Stated problem:
Write the material out again in full, word for word. Do not include the pictures.

Record excerpts:
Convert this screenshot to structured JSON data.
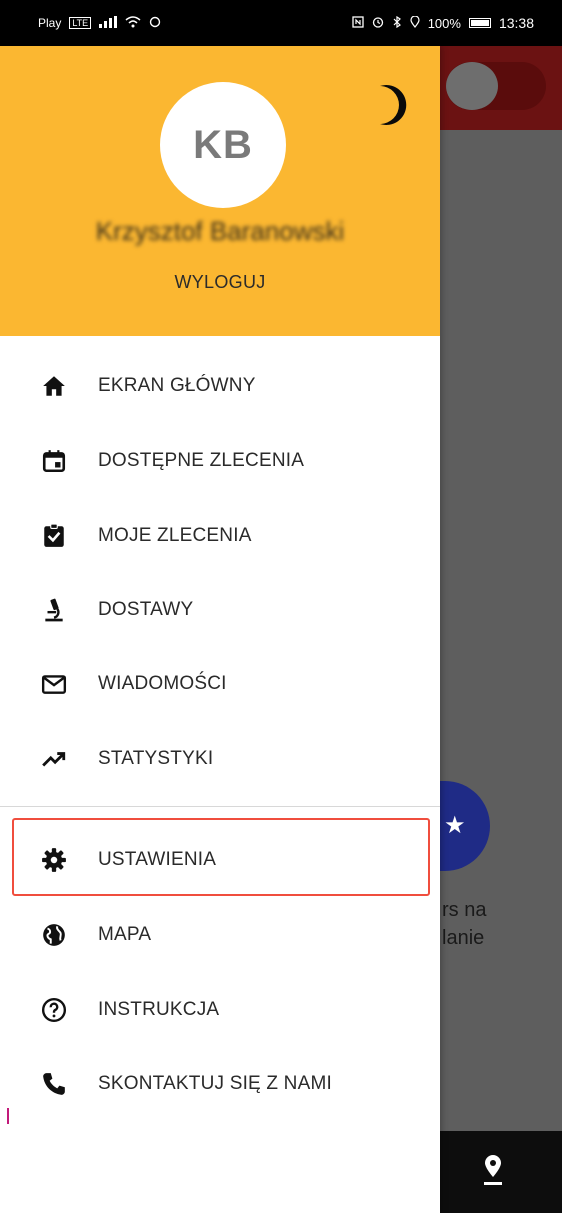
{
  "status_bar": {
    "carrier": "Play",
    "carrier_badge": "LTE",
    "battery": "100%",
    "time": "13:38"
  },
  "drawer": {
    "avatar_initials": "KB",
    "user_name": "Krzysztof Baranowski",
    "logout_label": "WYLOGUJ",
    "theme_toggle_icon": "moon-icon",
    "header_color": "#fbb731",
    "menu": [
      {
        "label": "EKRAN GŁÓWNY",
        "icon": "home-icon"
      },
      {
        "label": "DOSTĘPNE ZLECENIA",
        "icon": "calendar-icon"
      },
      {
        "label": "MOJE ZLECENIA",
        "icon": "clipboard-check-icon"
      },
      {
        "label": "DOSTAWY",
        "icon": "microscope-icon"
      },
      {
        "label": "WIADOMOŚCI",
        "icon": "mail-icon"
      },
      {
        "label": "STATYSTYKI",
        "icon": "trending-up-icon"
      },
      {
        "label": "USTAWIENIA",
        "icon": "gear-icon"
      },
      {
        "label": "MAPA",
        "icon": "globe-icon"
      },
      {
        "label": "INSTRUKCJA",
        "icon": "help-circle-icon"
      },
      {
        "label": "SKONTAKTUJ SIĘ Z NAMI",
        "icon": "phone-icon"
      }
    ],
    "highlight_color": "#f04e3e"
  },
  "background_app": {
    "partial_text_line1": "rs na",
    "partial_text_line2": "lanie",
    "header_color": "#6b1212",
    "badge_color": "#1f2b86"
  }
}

Exercise answer:
Convert this screenshot to structured JSON data.
{
  "status_bar": {
    "carrier": "Play",
    "carrier_badge": "LTE",
    "battery": "100%",
    "time": "13:38"
  },
  "drawer": {
    "avatar_initials": "KB",
    "user_name": "Krzysztof Baranowski",
    "logout_label": "WYLOGUJ",
    "theme_toggle_icon": "moon-icon",
    "header_color": "#fbb731",
    "menu": [
      {
        "label": "EKRAN GŁÓWNY",
        "icon": "home-icon"
      },
      {
        "label": "DOSTĘPNE ZLECENIA",
        "icon": "calendar-icon"
      },
      {
        "label": "MOJE ZLECENIA",
        "icon": "clipboard-check-icon"
      },
      {
        "label": "DOSTAWY",
        "icon": "microscope-icon"
      },
      {
        "label": "WIADOMOŚCI",
        "icon": "mail-icon"
      },
      {
        "label": "STATYSTYKI",
        "icon": "trending-up-icon"
      },
      {
        "label": "USTAWIENIA",
        "icon": "gear-icon"
      },
      {
        "label": "MAPA",
        "icon": "globe-icon"
      },
      {
        "label": "INSTRUKCJA",
        "icon": "help-circle-icon"
      },
      {
        "label": "SKONTAKTUJ SIĘ Z NAMI",
        "icon": "phone-icon"
      }
    ],
    "highlight_color": "#f04e3e"
  },
  "background_app": {
    "partial_text_line1": "rs na",
    "partial_text_line2": "lanie",
    "header_color": "#6b1212",
    "badge_color": "#1f2b86"
  }
}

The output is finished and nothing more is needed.